§ **Directive**:
Reproduce all of the data that follows, character for character.

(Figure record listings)
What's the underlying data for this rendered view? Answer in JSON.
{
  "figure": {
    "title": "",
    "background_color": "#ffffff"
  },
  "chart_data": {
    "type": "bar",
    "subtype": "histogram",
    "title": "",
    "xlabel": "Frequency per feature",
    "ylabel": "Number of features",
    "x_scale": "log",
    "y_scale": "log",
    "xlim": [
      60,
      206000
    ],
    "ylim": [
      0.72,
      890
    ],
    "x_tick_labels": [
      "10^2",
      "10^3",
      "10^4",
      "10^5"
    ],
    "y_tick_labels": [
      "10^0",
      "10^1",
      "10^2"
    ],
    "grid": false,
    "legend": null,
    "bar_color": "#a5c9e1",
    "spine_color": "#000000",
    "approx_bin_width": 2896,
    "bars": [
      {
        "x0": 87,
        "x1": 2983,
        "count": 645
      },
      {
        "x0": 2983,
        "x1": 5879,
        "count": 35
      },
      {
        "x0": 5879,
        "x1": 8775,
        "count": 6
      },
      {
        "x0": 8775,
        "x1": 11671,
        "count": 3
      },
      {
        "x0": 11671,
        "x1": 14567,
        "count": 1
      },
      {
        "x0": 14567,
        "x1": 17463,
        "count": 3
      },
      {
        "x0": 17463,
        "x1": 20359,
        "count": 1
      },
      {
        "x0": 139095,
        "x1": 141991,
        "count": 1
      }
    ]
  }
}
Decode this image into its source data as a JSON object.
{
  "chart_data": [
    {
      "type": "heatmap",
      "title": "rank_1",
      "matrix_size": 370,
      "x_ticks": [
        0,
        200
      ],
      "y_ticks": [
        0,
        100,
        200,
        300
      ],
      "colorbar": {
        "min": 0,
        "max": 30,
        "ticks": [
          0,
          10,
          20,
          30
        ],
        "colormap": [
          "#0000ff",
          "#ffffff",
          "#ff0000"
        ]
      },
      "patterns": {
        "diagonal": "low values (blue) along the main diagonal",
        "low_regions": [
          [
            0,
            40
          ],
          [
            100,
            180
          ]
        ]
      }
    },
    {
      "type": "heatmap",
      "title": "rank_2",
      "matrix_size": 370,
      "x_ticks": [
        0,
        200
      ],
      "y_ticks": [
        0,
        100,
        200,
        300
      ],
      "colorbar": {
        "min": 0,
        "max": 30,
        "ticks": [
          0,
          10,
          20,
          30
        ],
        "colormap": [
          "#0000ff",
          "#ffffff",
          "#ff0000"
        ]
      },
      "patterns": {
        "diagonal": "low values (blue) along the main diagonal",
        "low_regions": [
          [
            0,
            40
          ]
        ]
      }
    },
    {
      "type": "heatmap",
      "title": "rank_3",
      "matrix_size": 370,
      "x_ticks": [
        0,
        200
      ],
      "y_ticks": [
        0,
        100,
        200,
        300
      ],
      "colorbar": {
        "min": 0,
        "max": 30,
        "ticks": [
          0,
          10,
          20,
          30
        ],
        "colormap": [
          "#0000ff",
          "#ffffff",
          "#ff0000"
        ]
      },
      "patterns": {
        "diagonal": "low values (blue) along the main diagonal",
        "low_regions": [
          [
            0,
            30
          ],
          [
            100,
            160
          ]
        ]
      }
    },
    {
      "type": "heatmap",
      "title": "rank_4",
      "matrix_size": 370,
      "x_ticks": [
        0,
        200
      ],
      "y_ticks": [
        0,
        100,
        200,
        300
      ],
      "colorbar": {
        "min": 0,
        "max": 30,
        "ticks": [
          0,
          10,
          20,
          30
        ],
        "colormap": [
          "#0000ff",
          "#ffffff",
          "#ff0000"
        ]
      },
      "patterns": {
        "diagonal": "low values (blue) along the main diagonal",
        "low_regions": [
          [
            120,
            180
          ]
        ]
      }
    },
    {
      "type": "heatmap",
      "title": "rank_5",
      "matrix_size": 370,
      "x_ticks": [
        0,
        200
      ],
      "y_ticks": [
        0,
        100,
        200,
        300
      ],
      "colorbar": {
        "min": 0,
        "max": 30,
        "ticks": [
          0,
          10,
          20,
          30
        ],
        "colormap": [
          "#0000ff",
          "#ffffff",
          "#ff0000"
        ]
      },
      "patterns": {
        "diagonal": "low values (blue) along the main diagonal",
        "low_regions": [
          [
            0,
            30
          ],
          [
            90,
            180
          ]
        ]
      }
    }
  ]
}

§ **Finished answer**:
What's the underlying data for this rendered view? Answer in JSON.
{
  "figure": {
    "title": "",
    "background_color": "#ffffff"
  },
  "chart_data": {
    "type": "bar",
    "subtype": "histogram",
    "title": "",
    "xlabel": "Frequency per feature",
    "ylabel": "Number of features",
    "x_scale": "log",
    "y_scale": "log",
    "xlim": [
      60,
      206000
    ],
    "ylim": [
      0.72,
      890
    ],
    "x_tick_labels": [
      "10^2",
      "10^3",
      "10^4",
      "10^5"
    ],
    "y_tick_labels": [
      "10^0",
      "10^1",
      "10^2"
    ],
    "grid": false,
    "legend": null,
    "bar_color": "#a5c9e1",
    "spine_color": "#000000",
    "approx_bin_width": 2896,
    "bars": [
      {
        "x0": 87,
        "x1": 2983,
        "count": 645
      },
      {
        "x0": 2983,
        "x1": 5879,
        "count": 35
      },
      {
        "x0": 5879,
        "x1": 8775,
        "count": 6
      },
      {
        "x0": 8775,
        "x1": 11671,
        "count": 3
      },
      {
        "x0": 11671,
        "x1": 14567,
        "count": 1
      },
      {
        "x0": 14567,
        "x1": 17463,
        "count": 3
      },
      {
        "x0": 17463,
        "x1": 20359,
        "count": 1
      },
      {
        "x0": 139095,
        "x1": 141991,
        "count": 1
      }
    ]
  }
}
Decode this image into its source data as a JSON object.
{
  "chart_data": [
    {
      "type": "heatmap",
      "title": "rank_1",
      "matrix_size": 370,
      "x_ticks": [
        0,
        200
      ],
      "y_ticks": [
        0,
        100,
        200,
        300
      ],
      "colorbar": {
        "min": 0,
        "max": 30,
        "ticks": [
          0,
          10,
          20,
          30
        ],
        "colormap": [
          "#0000ff",
          "#ffffff",
          "#ff0000"
        ]
      },
      "patterns": {
        "diagonal": "low values (blue) along the main diagonal",
        "low_regions": [
          [
            0,
            40
          ],
          [
            100,
            180
          ]
        ]
      }
    },
    {
      "type": "heatmap",
      "title": "rank_2",
      "matrix_size": 370,
      "x_ticks": [
        0,
        200
      ],
      "y_ticks": [
        0,
        100,
        200,
        300
      ],
      "colorbar": {
        "min": 0,
        "max": 30,
        "ticks": [
          0,
          10,
          20,
          30
        ],
        "colormap": [
          "#0000ff",
          "#ffffff",
          "#ff0000"
        ]
      },
      "patterns": {
        "diagonal": "low values (blue) along the main diagonal",
        "low_regions": [
          [
            0,
            40
          ]
        ]
      }
    },
    {
      "type": "heatmap",
      "title": "rank_3",
      "matrix_size": 370,
      "x_ticks": [
        0,
        200
      ],
      "y_ticks": [
        0,
        100,
        200,
        300
      ],
      "colorbar": {
        "min": 0,
        "max": 30,
        "ticks": [
          0,
          10,
          20,
          30
        ],
        "colormap": [
          "#0000ff",
          "#ffffff",
          "#ff0000"
        ]
      },
      "patterns": {
        "diagonal": "low values (blue) along the main diagonal",
        "low_regions": [
          [
            0,
            30
          ],
          [
            100,
            160
          ]
        ]
      }
    },
    {
      "type": "heatmap",
      "title": "rank_4",
      "matrix_size": 370,
      "x_ticks": [
        0,
        200
      ],
      "y_ticks": [
        0,
        100,
        200,
        300
      ],
      "colorbar": {
        "min": 0,
        "max": 30,
        "ticks": [
          0,
          10,
          20,
          30
        ],
        "colormap": [
          "#0000ff",
          "#ffffff",
          "#ff0000"
        ]
      },
      "patterns": {
        "diagonal": "low values (blue) along the main diagonal",
        "low_regions": [
          [
            120,
            180
          ]
        ]
      }
    },
    {
      "type": "heatmap",
      "title": "rank_5",
      "matrix_size": 370,
      "x_ticks": [
        0,
        200
      ],
      "y_ticks": [
        0,
        100,
        200,
        300
      ],
      "colorbar": {
        "min": 0,
        "max": 30,
        "ticks": [
          0,
          10,
          20,
          30
        ],
        "colormap": [
          "#0000ff",
          "#ffffff",
          "#ff0000"
        ]
      },
      "patterns": {
        "diagonal": "low values (blue) along the main diagonal",
        "low_regions": [
          [
            0,
            30
          ],
          [
            90,
            180
          ]
        ]
      }
    }
  ]
}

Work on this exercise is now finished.